Extract the data exactly, missing nothing.
** start of SUPPLIED RECORDS **
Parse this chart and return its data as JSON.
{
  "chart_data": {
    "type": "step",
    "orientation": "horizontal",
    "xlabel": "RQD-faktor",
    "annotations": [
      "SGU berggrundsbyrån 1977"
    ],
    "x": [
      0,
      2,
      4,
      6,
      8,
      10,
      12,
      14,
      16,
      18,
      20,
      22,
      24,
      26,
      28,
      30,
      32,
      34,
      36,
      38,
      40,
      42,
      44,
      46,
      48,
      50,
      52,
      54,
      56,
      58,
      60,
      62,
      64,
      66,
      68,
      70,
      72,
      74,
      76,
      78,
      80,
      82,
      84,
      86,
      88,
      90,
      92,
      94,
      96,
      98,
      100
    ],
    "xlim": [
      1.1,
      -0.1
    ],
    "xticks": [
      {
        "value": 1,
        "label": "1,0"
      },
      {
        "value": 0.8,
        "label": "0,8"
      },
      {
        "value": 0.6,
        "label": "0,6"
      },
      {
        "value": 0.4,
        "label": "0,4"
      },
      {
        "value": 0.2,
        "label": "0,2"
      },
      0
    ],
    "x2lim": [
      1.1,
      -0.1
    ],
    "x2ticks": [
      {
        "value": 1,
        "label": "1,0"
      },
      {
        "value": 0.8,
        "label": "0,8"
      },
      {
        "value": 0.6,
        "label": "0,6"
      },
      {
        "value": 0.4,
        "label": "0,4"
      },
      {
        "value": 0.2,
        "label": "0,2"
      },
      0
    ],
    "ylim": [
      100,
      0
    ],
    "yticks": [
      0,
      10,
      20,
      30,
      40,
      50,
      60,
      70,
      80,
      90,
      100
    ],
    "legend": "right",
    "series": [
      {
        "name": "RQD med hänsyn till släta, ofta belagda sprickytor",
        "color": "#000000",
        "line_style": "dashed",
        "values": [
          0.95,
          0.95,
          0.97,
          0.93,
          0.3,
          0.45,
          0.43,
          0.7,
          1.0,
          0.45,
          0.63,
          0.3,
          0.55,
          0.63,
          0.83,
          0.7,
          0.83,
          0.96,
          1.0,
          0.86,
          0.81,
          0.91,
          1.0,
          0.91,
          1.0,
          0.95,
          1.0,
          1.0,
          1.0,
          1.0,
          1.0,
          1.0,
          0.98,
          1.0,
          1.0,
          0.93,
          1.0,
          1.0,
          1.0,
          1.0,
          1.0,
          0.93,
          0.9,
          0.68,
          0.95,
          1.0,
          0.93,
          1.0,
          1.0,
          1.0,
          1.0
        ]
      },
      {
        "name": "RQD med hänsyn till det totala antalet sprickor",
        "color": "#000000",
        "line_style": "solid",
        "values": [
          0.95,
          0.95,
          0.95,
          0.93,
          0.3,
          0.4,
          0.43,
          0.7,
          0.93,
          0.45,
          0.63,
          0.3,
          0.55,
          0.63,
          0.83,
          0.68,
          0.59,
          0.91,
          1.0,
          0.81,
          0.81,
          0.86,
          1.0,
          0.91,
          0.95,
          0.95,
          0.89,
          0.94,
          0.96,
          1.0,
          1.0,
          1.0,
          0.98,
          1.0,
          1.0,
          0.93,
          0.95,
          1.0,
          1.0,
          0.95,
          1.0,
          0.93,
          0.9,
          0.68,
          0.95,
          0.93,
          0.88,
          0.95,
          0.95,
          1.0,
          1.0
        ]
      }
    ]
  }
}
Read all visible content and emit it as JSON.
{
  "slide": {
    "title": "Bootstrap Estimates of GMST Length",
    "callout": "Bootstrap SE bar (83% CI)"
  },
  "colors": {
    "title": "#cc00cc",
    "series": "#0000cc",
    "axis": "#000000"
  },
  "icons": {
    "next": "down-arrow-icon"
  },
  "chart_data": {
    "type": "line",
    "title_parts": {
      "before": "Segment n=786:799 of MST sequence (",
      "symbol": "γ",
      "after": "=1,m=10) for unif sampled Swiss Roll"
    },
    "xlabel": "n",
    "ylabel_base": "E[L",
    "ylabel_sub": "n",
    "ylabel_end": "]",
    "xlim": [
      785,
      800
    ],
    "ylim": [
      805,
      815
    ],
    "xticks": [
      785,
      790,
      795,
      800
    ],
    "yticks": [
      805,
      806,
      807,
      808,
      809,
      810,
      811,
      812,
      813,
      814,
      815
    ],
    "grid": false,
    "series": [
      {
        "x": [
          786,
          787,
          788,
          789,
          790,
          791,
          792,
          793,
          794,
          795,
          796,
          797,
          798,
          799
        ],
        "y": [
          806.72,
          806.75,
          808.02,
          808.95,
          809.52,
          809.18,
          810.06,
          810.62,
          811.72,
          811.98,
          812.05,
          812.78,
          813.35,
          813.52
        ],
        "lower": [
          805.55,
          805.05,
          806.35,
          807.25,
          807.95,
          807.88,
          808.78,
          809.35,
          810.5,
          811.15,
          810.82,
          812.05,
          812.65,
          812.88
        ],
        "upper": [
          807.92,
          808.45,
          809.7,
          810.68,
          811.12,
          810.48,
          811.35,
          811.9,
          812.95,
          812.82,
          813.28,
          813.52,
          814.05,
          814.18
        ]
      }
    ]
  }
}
** end of SUPPLIED RECORDS **
→ PROBLEM SOLUTION
Parse this chart and return its data as JSON.
{
  "chart_data": {
    "type": "step",
    "orientation": "horizontal",
    "xlabel": "RQD-faktor",
    "annotations": [
      "SGU berggrundsbyrån 1977"
    ],
    "x": [
      0,
      2,
      4,
      6,
      8,
      10,
      12,
      14,
      16,
      18,
      20,
      22,
      24,
      26,
      28,
      30,
      32,
      34,
      36,
      38,
      40,
      42,
      44,
      46,
      48,
      50,
      52,
      54,
      56,
      58,
      60,
      62,
      64,
      66,
      68,
      70,
      72,
      74,
      76,
      78,
      80,
      82,
      84,
      86,
      88,
      90,
      92,
      94,
      96,
      98,
      100
    ],
    "xlim": [
      1.1,
      -0.1
    ],
    "xticks": [
      {
        "value": 1,
        "label": "1,0"
      },
      {
        "value": 0.8,
        "label": "0,8"
      },
      {
        "value": 0.6,
        "label": "0,6"
      },
      {
        "value": 0.4,
        "label": "0,4"
      },
      {
        "value": 0.2,
        "label": "0,2"
      },
      0
    ],
    "x2lim": [
      1.1,
      -0.1
    ],
    "x2ticks": [
      {
        "value": 1,
        "label": "1,0"
      },
      {
        "value": 0.8,
        "label": "0,8"
      },
      {
        "value": 0.6,
        "label": "0,6"
      },
      {
        "value": 0.4,
        "label": "0,4"
      },
      {
        "value": 0.2,
        "label": "0,2"
      },
      0
    ],
    "ylim": [
      100,
      0
    ],
    "yticks": [
      0,
      10,
      20,
      30,
      40,
      50,
      60,
      70,
      80,
      90,
      100
    ],
    "legend": "right",
    "series": [
      {
        "name": "RQD med hänsyn till släta, ofta belagda sprickytor",
        "color": "#000000",
        "line_style": "dashed",
        "values": [
          0.95,
          0.95,
          0.97,
          0.93,
          0.3,
          0.45,
          0.43,
          0.7,
          1.0,
          0.45,
          0.63,
          0.3,
          0.55,
          0.63,
          0.83,
          0.7,
          0.83,
          0.96,
          1.0,
          0.86,
          0.81,
          0.91,
          1.0,
          0.91,
          1.0,
          0.95,
          1.0,
          1.0,
          1.0,
          1.0,
          1.0,
          1.0,
          0.98,
          1.0,
          1.0,
          0.93,
          1.0,
          1.0,
          1.0,
          1.0,
          1.0,
          0.93,
          0.9,
          0.68,
          0.95,
          1.0,
          0.93,
          1.0,
          1.0,
          1.0,
          1.0
        ]
      },
      {
        "name": "RQD med hänsyn till det totala antalet sprickor",
        "color": "#000000",
        "line_style": "solid",
        "values": [
          0.95,
          0.95,
          0.95,
          0.93,
          0.3,
          0.4,
          0.43,
          0.7,
          0.93,
          0.45,
          0.63,
          0.3,
          0.55,
          0.63,
          0.83,
          0.68,
          0.59,
          0.91,
          1.0,
          0.81,
          0.81,
          0.86,
          1.0,
          0.91,
          0.95,
          0.95,
          0.89,
          0.94,
          0.96,
          1.0,
          1.0,
          1.0,
          0.98,
          1.0,
          1.0,
          0.93,
          0.95,
          1.0,
          1.0,
          0.95,
          1.0,
          0.93,
          0.9,
          0.68,
          0.95,
          0.93,
          0.88,
          0.95,
          0.95,
          1.0,
          1.0
        ]
      }
    ]
  }
}
Read all visible content and emit it as JSON.
{
  "slide": {
    "title": "Bootstrap Estimates of GMST Length",
    "callout": "Bootstrap SE bar (83% CI)"
  },
  "colors": {
    "title": "#cc00cc",
    "series": "#0000cc",
    "axis": "#000000"
  },
  "icons": {
    "next": "down-arrow-icon"
  },
  "chart_data": {
    "type": "line",
    "title_parts": {
      "before": "Segment n=786:799 of MST sequence (",
      "symbol": "γ",
      "after": "=1,m=10) for unif sampled Swiss Roll"
    },
    "xlabel": "n",
    "ylabel_base": "E[L",
    "ylabel_sub": "n",
    "ylabel_end": "]",
    "xlim": [
      785,
      800
    ],
    "ylim": [
      805,
      815
    ],
    "xticks": [
      785,
      790,
      795,
      800
    ],
    "yticks": [
      805,
      806,
      807,
      808,
      809,
      810,
      811,
      812,
      813,
      814,
      815
    ],
    "grid": false,
    "series": [
      {
        "x": [
          786,
          787,
          788,
          789,
          790,
          791,
          792,
          793,
          794,
          795,
          796,
          797,
          798,
          799
        ],
        "y": [
          806.72,
          806.75,
          808.02,
          808.95,
          809.52,
          809.18,
          810.06,
          810.62,
          811.72,
          811.98,
          812.05,
          812.78,
          813.35,
          813.52
        ],
        "lower": [
          805.55,
          805.05,
          806.35,
          807.25,
          807.95,
          807.88,
          808.78,
          809.35,
          810.5,
          811.15,
          810.82,
          812.05,
          812.65,
          812.88
        ],
        "upper": [
          807.92,
          808.45,
          809.7,
          810.68,
          811.12,
          810.48,
          811.35,
          811.9,
          812.95,
          812.82,
          813.28,
          813.52,
          814.05,
          814.18
        ]
      }
    ]
  }
}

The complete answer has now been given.